Pull out every line with the word "making" from the entries below.

**Excerpted records**
--- start ---

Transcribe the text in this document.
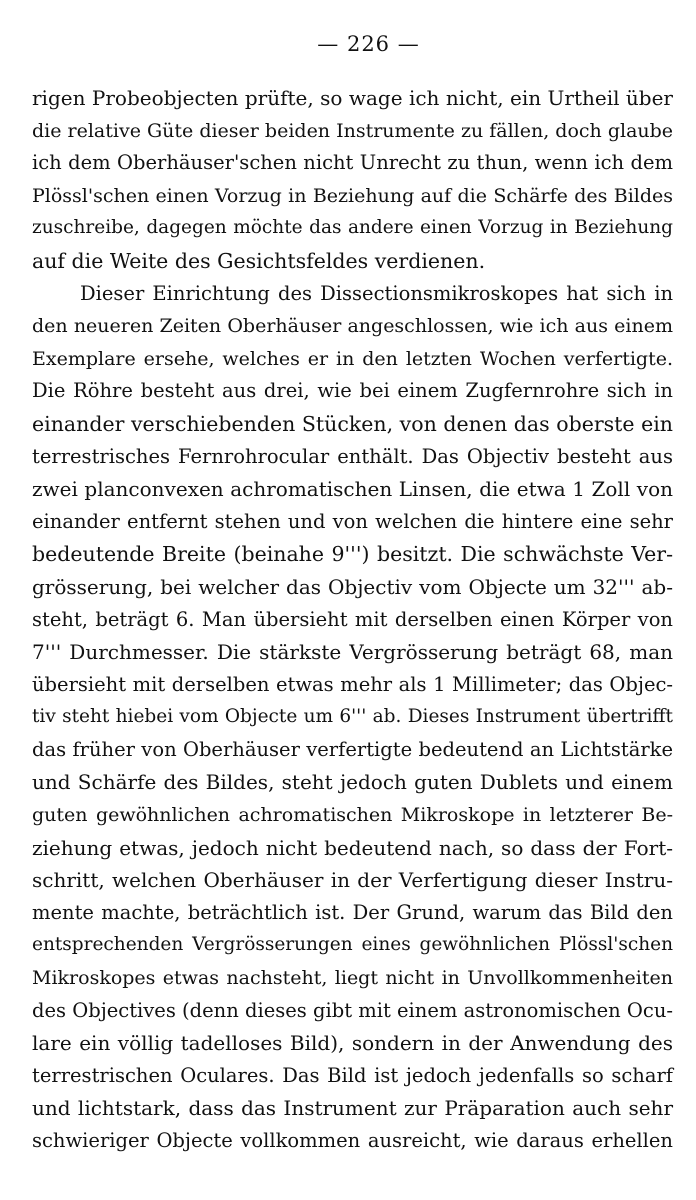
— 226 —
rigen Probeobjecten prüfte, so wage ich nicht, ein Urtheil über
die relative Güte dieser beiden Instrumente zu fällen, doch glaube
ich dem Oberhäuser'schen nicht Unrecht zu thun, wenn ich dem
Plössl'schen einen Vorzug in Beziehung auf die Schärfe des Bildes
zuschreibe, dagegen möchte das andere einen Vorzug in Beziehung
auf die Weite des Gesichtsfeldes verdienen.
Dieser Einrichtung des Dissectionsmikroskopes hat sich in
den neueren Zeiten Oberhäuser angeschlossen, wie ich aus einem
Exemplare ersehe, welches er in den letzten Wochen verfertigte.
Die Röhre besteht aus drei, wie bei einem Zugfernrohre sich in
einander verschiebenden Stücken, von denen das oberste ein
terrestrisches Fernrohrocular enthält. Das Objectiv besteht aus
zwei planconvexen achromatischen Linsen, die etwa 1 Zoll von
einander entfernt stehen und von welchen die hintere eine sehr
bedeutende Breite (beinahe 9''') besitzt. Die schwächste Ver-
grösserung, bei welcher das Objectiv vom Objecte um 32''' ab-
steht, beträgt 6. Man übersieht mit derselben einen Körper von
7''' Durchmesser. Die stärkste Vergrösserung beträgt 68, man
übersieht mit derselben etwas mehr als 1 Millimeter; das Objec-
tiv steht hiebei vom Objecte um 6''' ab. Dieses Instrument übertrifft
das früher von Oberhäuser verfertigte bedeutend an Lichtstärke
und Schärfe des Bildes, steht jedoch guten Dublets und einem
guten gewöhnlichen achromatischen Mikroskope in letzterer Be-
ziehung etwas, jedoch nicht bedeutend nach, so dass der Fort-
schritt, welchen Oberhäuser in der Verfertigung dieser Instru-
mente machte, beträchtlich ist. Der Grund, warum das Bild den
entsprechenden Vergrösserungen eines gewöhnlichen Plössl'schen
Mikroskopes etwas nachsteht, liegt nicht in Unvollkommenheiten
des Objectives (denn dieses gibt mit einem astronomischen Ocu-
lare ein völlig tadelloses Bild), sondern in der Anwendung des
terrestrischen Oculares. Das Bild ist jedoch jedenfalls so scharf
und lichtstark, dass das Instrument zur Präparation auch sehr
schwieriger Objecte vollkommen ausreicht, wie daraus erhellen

--- end ---
--- start ---

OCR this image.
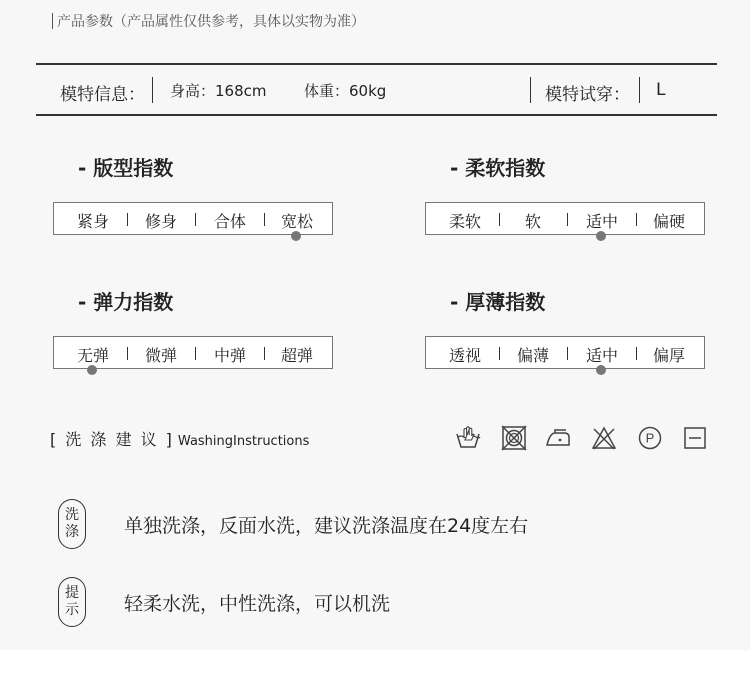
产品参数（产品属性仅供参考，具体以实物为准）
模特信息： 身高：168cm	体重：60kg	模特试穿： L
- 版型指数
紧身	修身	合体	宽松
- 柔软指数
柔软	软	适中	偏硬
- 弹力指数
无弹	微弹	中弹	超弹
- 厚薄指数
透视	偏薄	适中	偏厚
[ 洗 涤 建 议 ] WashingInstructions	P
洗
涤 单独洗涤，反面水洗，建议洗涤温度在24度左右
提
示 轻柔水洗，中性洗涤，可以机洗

--- end ---
--- start ---

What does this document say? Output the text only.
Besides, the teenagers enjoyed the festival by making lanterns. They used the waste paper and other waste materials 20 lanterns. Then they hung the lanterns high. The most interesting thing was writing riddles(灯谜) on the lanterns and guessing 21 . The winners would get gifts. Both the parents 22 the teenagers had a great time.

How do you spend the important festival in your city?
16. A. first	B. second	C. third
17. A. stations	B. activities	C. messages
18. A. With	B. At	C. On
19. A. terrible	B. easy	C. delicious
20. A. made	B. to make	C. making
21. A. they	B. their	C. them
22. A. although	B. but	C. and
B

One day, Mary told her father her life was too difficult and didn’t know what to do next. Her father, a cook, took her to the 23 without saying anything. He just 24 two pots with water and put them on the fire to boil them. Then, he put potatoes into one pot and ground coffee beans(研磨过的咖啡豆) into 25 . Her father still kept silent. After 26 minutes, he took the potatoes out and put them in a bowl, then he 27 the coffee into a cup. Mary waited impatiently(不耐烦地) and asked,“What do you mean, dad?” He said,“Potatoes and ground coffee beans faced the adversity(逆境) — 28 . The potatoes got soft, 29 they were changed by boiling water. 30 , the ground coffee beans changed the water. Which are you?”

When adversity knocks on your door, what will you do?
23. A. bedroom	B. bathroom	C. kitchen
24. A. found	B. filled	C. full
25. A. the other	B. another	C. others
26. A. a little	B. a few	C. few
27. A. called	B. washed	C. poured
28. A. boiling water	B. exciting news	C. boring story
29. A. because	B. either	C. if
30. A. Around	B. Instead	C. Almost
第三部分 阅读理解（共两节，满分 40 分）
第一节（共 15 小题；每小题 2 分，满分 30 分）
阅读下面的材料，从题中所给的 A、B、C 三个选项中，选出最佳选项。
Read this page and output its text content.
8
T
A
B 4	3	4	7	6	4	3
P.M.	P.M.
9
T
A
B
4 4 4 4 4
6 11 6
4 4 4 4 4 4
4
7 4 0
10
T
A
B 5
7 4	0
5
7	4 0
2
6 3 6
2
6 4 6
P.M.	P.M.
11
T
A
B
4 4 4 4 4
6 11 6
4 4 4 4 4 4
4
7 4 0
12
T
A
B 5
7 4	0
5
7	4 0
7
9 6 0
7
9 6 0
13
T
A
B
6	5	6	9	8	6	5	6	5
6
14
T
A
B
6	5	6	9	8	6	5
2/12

--- end ---

**Solution**
Besides, the teenagers enjoyed the festival by making lanterns. They used the waste paper and other waste materials 20 lanterns. Then they hung the lanterns high. The most interesting thing was writing riddles(灯谜) on the lanterns and guessing 21 . The winners would get gifts. Both the parents 22 the teenagers had a great time.
20. A. made	B. to make	C. making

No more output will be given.